Items from a figure collection:
::::::::

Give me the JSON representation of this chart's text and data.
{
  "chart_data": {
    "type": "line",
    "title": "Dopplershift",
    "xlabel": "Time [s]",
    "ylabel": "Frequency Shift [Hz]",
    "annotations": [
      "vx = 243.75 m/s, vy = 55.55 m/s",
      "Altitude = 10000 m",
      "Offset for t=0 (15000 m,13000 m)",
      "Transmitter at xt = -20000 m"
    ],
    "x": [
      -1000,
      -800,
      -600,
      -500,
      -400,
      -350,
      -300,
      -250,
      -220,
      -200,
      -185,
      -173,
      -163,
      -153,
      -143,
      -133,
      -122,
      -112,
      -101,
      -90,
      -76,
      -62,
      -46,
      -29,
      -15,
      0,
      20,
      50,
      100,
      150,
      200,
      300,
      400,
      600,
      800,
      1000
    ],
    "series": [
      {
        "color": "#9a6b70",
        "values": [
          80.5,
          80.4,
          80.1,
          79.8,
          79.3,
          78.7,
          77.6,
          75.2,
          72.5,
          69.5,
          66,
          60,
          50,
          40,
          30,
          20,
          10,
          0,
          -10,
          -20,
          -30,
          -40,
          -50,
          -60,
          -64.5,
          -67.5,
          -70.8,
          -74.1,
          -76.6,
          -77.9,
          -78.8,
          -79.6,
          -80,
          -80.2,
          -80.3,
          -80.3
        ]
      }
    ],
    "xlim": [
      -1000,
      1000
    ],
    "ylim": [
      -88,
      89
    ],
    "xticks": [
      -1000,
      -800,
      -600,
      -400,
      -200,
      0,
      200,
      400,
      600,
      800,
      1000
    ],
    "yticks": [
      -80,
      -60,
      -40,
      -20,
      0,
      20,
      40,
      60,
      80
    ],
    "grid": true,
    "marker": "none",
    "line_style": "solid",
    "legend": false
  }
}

::::::::

**Set exercise**
Give an exact copy of all the data shown above.

**Output of the exercise**
Give me the JSON representation of this chart's text and data.
{
  "chart_data": {
    "type": "line",
    "title": "Dopplershift",
    "xlabel": "Time [s]",
    "ylabel": "Frequency Shift [Hz]",
    "annotations": [
      "vx = 243.75 m/s, vy = 55.55 m/s",
      "Altitude = 10000 m",
      "Offset for t=0 (15000 m,13000 m)",
      "Transmitter at xt = -20000 m"
    ],
    "x": [
      -1000,
      -800,
      -600,
      -500,
      -400,
      -350,
      -300,
      -250,
      -220,
      -200,
      -185,
      -173,
      -163,
      -153,
      -143,
      -133,
      -122,
      -112,
      -101,
      -90,
      -76,
      -62,
      -46,
      -29,
      -15,
      0,
      20,
      50,
      100,
      150,
      200,
      300,
      400,
      600,
      800,
      1000
    ],
    "series": [
      {
        "color": "#9a6b70",
        "values": [
          80.5,
          80.4,
          80.1,
          79.8,
          79.3,
          78.7,
          77.6,
          75.2,
          72.5,
          69.5,
          66,
          60,
          50,
          40,
          30,
          20,
          10,
          0,
          -10,
          -20,
          -30,
          -40,
          -50,
          -60,
          -64.5,
          -67.5,
          -70.8,
          -74.1,
          -76.6,
          -77.9,
          -78.8,
          -79.6,
          -80,
          -80.2,
          -80.3,
          -80.3
        ]
      }
    ],
    "xlim": [
      -1000,
      1000
    ],
    "ylim": [
      -88,
      89
    ],
    "xticks": [
      -1000,
      -800,
      -600,
      -400,
      -200,
      0,
      200,
      400,
      600,
      800,
      1000
    ],
    "yticks": [
      -80,
      -60,
      -40,
      -20,
      0,
      20,
      40,
      60,
      80
    ],
    "grid": true,
    "marker": "none",
    "line_style": "solid",
    "legend": false
  }
}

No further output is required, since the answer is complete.